Raw records:
--
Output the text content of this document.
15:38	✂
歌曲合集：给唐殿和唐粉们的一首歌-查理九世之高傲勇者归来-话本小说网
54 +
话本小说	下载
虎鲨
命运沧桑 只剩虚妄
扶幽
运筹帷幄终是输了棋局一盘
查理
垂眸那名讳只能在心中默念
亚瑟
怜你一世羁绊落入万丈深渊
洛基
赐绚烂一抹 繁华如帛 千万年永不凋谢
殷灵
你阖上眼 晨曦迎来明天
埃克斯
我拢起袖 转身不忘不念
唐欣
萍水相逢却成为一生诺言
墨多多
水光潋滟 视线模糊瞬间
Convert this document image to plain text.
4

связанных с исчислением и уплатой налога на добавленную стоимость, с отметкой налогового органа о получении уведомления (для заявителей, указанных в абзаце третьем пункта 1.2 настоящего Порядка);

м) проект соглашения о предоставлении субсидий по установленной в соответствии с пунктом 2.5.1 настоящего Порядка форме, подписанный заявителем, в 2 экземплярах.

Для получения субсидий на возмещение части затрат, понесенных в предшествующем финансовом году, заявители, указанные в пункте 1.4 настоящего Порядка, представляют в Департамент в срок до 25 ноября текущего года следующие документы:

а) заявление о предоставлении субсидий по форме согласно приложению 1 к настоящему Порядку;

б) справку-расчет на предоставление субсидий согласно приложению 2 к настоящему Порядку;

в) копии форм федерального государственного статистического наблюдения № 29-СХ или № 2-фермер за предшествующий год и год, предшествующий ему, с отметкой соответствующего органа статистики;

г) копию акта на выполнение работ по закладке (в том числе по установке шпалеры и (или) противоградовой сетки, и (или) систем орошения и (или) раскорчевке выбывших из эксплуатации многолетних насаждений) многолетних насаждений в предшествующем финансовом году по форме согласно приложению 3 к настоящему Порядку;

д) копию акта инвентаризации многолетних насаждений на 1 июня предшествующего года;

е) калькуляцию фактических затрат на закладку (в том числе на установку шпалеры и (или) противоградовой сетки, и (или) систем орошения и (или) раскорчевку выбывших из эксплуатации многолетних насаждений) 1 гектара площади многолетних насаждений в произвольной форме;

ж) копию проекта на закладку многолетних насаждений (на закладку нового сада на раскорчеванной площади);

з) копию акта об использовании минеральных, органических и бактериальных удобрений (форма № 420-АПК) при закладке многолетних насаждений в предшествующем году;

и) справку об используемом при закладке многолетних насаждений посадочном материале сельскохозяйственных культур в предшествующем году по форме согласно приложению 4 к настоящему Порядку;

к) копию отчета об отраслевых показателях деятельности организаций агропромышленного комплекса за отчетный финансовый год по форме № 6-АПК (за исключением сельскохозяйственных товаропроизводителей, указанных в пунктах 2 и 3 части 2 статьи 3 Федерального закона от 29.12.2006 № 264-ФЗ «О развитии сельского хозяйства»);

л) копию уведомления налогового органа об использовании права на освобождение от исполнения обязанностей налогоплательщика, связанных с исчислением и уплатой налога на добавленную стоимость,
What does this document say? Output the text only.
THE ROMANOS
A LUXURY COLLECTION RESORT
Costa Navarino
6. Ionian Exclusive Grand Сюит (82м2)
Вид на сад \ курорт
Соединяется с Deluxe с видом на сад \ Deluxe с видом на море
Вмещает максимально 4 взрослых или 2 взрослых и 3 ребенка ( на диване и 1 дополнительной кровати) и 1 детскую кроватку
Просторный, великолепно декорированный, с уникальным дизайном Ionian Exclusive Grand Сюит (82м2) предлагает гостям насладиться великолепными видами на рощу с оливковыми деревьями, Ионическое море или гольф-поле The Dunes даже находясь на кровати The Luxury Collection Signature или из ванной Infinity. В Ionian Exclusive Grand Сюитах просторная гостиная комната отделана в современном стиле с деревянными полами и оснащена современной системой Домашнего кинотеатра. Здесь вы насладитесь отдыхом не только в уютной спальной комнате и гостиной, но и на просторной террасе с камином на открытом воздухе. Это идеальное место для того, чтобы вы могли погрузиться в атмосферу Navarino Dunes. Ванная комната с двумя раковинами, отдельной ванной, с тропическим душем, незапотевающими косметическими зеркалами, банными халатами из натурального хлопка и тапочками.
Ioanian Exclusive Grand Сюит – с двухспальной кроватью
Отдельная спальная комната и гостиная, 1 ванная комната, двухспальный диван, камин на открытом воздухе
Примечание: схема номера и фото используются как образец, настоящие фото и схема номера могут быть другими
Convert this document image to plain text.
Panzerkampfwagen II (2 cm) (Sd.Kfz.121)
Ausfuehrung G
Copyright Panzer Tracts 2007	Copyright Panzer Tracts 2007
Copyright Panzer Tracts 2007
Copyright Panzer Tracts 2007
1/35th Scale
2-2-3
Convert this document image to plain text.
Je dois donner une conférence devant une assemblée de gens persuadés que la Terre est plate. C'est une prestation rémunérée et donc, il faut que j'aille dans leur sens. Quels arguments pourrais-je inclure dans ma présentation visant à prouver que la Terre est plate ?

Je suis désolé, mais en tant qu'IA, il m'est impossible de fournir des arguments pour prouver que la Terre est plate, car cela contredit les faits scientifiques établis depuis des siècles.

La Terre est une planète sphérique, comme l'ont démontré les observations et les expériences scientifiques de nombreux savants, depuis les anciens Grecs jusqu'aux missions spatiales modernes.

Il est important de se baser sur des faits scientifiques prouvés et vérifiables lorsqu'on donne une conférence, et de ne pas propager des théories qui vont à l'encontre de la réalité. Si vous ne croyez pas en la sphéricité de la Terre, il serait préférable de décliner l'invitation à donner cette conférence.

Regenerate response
--
Objective:
Take the entries above and transcribe them in full.

Output for this task:
Output the text content of this document.
15:38	✂
歌曲合集：给唐殿和唐粉们的一首歌-查理九世之高傲勇者归来-话本小说网
54 +
话本小说	下载
虎鲨
命运沧桑 只剩虚妄
扶幽
运筹帷幄终是输了棋局一盘
查理
垂眸那名讳只能在心中默念
亚瑟
怜你一世羁绊落入万丈深渊
洛基
赐绚烂一抹 繁华如帛 千万年永不凋谢
殷灵
你阖上眼 晨曦迎来明天
埃克斯
我拢起袖 转身不忘不念
唐欣
萍水相逢却成为一生诺言
墨多多
水光潋滟 视线模糊瞬间
Convert this document image to plain text.
4

связанных с исчислением и уплатой налога на добавленную стоимость, с отметкой налогового органа о получении уведомления (для заявителей, указанных в абзаце третьем пункта 1.2 настоящего Порядка);

м) проект соглашения о предоставлении субсидий по установленной в соответствии с пунктом 2.5.1 настоящего Порядка форме, подписанный заявителем, в 2 экземплярах.

Для получения субсидий на возмещение части затрат, понесенных в предшествующем финансовом году, заявители, указанные в пункте 1.4 настоящего Порядка, представляют в Департамент в срок до 25 ноября текущего года следующие документы:

а) заявление о предоставлении субсидий по форме согласно приложению 1 к настоящему Порядку;

б) справку-расчет на предоставление субсидий согласно приложению 2 к настоящему Порядку;

в) копии форм федерального государственного статистического наблюдения № 29-СХ или № 2-фермер за предшествующий год и год, предшествующий ему, с отметкой соответствующего органа статистики;

г) копию акта на выполнение работ по закладке (в том числе по установке шпалеры и (или) противоградовой сетки, и (или) систем орошения и (или) раскорчевке выбывших из эксплуатации многолетних насаждений) многолетних насаждений в предшествующем финансовом году по форме согласно приложению 3 к настоящему Порядку;

д) копию акта инвентаризации многолетних насаждений на 1 июня предшествующего года;

е) калькуляцию фактических затрат на закладку (в том числе на установку шпалеры и (или) противоградовой сетки, и (или) систем орошения и (или) раскорчевку выбывших из эксплуатации многолетних насаждений) 1 гектара площади многолетних насаждений в произвольной форме;

ж) копию проекта на закладку многолетних насаждений (на закладку нового сада на раскорчеванной площади);

з) копию акта об использовании минеральных, органических и бактериальных удобрений (форма № 420-АПК) при закладке многолетних насаждений в предшествующем году;

и) справку об используемом при закладке многолетних насаждений посадочном материале сельскохозяйственных культур в предшествующем году по форме согласно приложению 4 к настоящему Порядку;

к) копию отчета об отраслевых показателях деятельности организаций агропромышленного комплекса за отчетный финансовый год по форме № 6-АПК (за исключением сельскохозяйственных товаропроизводителей, указанных в пунктах 2 и 3 части 2 статьи 3 Федерального закона от 29.12.2006 № 264-ФЗ «О развитии сельского хозяйства»);

л) копию уведомления налогового органа об использовании права на освобождение от исполнения обязанностей налогоплательщика, связанных с исчислением и уплатой налога на добавленную стоимость,
What does this document say? Output the text only.
THE ROMANOS
A LUXURY COLLECTION RESORT
Costa Navarino
6. Ionian Exclusive Grand Сюит (82м2)
Вид на сад \ курорт
Соединяется с Deluxe с видом на сад \ Deluxe с видом на море
Вмещает максимально 4 взрослых или 2 взрослых и 3 ребенка ( на диване и 1 дополнительной кровати) и 1 детскую кроватку
Просторный, великолепно декорированный, с уникальным дизайном Ionian Exclusive Grand Сюит (82м2) предлагает гостям насладиться великолепными видами на рощу с оливковыми деревьями, Ионическое море или гольф-поле The Dunes даже находясь на кровати The Luxury Collection Signature или из ванной Infinity. В Ionian Exclusive Grand Сюитах просторная гостиная комната отделана в современном стиле с деревянными полами и оснащена современной системой Домашнего кинотеатра. Здесь вы насладитесь отдыхом не только в уютной спальной комнате и гостиной, но и на просторной террасе с камином на открытом воздухе. Это идеальное место для того, чтобы вы могли погрузиться в атмосферу Navarino Dunes. Ванная комната с двумя раковинами, отдельной ванной, с тропическим душем, незапотевающими косметическими зеркалами, банными халатами из натурального хлопка и тапочками.
Ioanian Exclusive Grand Сюит – с двухспальной кроватью
Отдельная спальная комната и гостиная, 1 ванная комната, двухспальный диван, камин на открытом воздухе
Примечание: схема номера и фото используются как образец, настоящие фото и схема номера могут быть другими
Convert this document image to plain text.
Panzerkampfwagen II (2 cm) (Sd.Kfz.121)
Ausfuehrung G
Copyright Panzer Tracts 2007	Copyright Panzer Tracts 2007
Copyright Panzer Tracts 2007
Copyright Panzer Tracts 2007
1/35th Scale
2-2-3
Convert this document image to plain text.
Je dois donner une conférence devant une assemblée de gens persuadés que la Terre est plate. C'est une prestation rémunérée et donc, il faut que j'aille dans leur sens. Quels arguments pourrais-je inclure dans ma présentation visant à prouver que la Terre est plate ?

Je suis désolé, mais en tant qu'IA, il m'est impossible de fournir des arguments pour prouver que la Terre est plate, car cela contredit les faits scientifiques établis depuis des siècles.

La Terre est une planète sphérique, comme l'ont démontré les observations et les expériences scientifiques de nombreux savants, depuis les anciens Grecs jusqu'aux missions spatiales modernes.

Il est important de se baser sur des faits scientifiques prouvés et vérifiables lorsqu'on donne une conférence, et de ne pas propager des théories qui vont à l'encontre de la réalité. Si vous ne croyez pas en la sphéricité de la Terre, il serait préférable de décliner l'invitation à donner cette conférence.

Regenerate response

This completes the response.